--- Short exercise ---
Present every line in which the string "ylabel" appears.

begin Records shown

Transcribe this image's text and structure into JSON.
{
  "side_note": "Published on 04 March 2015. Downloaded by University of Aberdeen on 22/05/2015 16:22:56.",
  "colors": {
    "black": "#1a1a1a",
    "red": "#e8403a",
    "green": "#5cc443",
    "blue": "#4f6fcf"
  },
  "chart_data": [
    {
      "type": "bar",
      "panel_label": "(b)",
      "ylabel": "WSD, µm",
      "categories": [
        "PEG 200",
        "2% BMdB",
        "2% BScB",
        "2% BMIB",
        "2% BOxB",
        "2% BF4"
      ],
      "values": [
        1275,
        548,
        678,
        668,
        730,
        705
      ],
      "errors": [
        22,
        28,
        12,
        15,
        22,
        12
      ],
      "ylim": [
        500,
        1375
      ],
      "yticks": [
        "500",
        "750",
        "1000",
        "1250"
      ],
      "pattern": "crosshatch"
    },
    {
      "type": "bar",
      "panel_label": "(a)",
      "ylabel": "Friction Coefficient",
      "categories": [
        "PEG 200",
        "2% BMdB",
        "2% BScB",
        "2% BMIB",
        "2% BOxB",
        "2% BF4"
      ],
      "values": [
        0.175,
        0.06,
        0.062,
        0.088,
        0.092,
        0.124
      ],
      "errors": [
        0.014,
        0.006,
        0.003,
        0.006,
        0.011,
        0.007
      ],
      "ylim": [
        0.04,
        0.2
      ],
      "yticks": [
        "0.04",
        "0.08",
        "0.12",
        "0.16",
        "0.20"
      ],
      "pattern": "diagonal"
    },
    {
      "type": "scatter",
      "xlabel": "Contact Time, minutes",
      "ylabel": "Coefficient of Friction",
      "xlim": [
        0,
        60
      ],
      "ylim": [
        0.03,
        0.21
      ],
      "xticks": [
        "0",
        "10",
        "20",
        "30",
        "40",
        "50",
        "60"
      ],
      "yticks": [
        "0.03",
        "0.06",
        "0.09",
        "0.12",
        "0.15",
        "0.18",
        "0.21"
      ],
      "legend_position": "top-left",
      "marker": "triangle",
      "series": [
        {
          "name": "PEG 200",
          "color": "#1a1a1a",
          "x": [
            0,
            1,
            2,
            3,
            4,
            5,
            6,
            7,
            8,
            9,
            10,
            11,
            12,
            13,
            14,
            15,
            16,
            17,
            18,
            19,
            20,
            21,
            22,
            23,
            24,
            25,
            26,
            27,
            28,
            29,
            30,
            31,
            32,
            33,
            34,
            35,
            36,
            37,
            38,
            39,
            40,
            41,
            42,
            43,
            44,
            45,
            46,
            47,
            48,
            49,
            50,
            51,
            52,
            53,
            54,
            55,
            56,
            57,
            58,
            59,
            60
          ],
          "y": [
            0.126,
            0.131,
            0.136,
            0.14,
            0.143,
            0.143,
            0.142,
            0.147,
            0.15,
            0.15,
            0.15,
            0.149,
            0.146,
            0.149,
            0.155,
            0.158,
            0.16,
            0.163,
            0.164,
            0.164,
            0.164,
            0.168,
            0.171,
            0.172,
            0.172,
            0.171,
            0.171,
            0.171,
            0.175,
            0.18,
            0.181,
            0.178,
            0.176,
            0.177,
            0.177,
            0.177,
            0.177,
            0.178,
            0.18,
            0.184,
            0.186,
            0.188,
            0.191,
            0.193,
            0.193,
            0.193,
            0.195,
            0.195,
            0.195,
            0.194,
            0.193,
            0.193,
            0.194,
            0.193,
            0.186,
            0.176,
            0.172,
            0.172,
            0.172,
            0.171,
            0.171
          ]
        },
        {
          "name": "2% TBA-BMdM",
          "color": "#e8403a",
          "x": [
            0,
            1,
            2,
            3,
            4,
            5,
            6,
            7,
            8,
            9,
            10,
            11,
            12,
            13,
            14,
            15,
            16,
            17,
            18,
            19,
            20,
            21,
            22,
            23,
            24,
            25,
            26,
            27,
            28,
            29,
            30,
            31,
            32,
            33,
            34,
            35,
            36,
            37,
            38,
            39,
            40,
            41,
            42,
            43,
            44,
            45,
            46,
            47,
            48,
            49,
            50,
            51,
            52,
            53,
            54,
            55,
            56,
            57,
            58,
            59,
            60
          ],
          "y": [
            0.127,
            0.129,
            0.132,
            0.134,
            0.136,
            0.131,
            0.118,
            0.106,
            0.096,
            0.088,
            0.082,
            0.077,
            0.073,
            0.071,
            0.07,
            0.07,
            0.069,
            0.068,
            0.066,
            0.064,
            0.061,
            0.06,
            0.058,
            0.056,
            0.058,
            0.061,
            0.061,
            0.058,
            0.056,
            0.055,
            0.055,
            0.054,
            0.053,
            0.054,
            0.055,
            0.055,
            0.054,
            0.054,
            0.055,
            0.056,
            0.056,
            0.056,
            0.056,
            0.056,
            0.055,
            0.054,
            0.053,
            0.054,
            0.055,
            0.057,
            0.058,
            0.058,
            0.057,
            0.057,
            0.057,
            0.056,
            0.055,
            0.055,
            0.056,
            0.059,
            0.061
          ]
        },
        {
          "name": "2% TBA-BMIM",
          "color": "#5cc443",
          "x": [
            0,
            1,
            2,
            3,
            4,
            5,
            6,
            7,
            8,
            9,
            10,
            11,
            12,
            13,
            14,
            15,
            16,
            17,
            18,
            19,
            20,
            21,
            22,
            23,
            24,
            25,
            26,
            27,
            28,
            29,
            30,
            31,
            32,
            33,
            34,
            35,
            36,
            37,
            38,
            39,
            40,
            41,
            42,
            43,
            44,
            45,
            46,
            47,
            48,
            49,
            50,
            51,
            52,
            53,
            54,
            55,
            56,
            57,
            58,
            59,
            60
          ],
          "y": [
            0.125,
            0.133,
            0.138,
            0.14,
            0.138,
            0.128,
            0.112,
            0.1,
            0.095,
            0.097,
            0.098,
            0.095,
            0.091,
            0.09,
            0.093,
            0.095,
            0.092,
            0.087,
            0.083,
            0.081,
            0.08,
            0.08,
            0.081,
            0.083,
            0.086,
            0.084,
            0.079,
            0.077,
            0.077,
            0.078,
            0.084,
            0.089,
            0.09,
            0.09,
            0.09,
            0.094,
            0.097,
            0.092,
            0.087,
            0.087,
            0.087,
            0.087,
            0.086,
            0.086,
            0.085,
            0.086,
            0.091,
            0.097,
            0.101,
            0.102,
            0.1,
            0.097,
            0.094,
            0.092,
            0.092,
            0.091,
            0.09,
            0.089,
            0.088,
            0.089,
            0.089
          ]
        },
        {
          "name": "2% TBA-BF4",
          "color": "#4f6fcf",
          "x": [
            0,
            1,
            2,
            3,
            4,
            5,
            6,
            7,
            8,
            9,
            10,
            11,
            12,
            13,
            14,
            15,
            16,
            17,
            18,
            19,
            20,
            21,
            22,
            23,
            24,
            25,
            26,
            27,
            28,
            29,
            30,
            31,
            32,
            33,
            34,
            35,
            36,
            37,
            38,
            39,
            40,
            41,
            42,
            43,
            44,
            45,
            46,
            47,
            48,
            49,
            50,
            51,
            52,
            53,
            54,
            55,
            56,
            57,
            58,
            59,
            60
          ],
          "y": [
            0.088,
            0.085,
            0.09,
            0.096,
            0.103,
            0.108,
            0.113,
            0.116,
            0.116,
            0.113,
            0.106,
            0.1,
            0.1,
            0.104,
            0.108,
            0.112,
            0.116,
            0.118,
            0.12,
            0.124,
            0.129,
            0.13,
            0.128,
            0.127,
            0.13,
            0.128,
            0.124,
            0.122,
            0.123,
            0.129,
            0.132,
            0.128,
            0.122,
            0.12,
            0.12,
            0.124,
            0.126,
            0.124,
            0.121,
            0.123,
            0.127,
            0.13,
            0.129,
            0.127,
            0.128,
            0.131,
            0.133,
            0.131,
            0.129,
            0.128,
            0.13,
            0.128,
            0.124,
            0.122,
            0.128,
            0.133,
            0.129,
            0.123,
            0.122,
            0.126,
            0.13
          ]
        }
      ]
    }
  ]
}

end Records shown

--- Exercise answer ---
      "ylabel": "WSD, µm",
      "ylabel": "Friction Coefficient",
      "ylabel": "Coefficient of Friction",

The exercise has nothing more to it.